» GOAL:
Filter this material down to the lines that hold "icon", copying each one.

» LISTED RECORDS:
^^^^^^^^
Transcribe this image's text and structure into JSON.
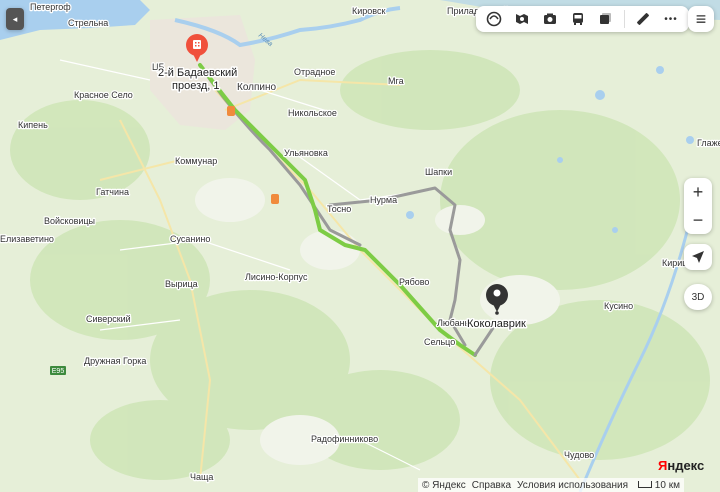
{
  "map": {
    "places": [
      {
        "name": "Петергоф"
      },
      {
        "name": "Стрельна"
      },
      {
        "name": "Кировск"
      },
      {
        "name": "Приладожский"
      },
      {
        "name": "Отрадное"
      },
      {
        "name": "Колпино"
      },
      {
        "name": "Мга"
      },
      {
        "name": "Красное Село"
      },
      {
        "name": "Кипень"
      },
      {
        "name": "Никольское"
      },
      {
        "name": "Коммунар"
      },
      {
        "name": "Ульяновка"
      },
      {
        "name": "Гатчина"
      },
      {
        "name": "Шапки"
      },
      {
        "name": "Войсковицы"
      },
      {
        "name": "Тосно"
      },
      {
        "name": "Нурма"
      },
      {
        "name": "Елизаветино"
      },
      {
        "name": "Сусанино"
      },
      {
        "name": "Лисино-Корпус"
      },
      {
        "name": "Вырица"
      },
      {
        "name": "Рябово"
      },
      {
        "name": "Сиверский"
      },
      {
        "name": "Любань"
      },
      {
        "name": "Сельцо"
      },
      {
        "name": "Кусино"
      },
      {
        "name": "Кириши"
      },
      {
        "name": "Глажево"
      },
      {
        "name": "Дружная Горка"
      },
      {
        "name": "Радофинниково"
      },
      {
        "name": "Чудово"
      },
      {
        "name": "Чаща"
      },
      {
        "name": "ЦБ"
      }
    ],
    "river_label": "Нева",
    "road_shield": "E95",
    "start_label_line1": "2-й Бадаевский",
    "start_label_line2": "проезд, 1",
    "end_label": "Коколаврик",
    "colors": {
      "route_main": "#7dcc45",
      "route_alt": "#9a9a9a",
      "start_pin": "#f0503c",
      "end_pin": "#333333",
      "water": "#a9cfee",
      "forest": "#cfe6b8"
    }
  },
  "toolbar": {
    "items": [
      {
        "icon": "traffic-icon"
      },
      {
        "icon": "panorama-icon"
      },
      {
        "icon": "camera-icon"
      },
      {
        "icon": "transport-icon"
      },
      {
        "icon": "layers-icon"
      },
      {
        "icon": "ruler-icon"
      },
      {
        "icon": "more-icon",
        "label": "•••"
      }
    ]
  },
  "controls": {
    "zoom_in": "+",
    "zoom_out": "−",
    "three_d": "3D",
    "collapse": "◂",
    "menu": "≡"
  },
  "footer": {
    "copyright": "© Яндекс",
    "help": "Справка",
    "terms": "Условия использования",
    "scale": "10 км"
  },
  "logo": {
    "brand_first": "Я",
    "brand_rest": "ндекс"
  }
}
^^^^^^^^
» FINISHED TASK:
        "icon": "traffic-icon"
        "icon": "panorama-icon"
        "icon": "camera-icon"
        "icon": "transport-icon"
        "icon": "layers-icon"
        "icon": "ruler-icon"
        "icon": "more-icon",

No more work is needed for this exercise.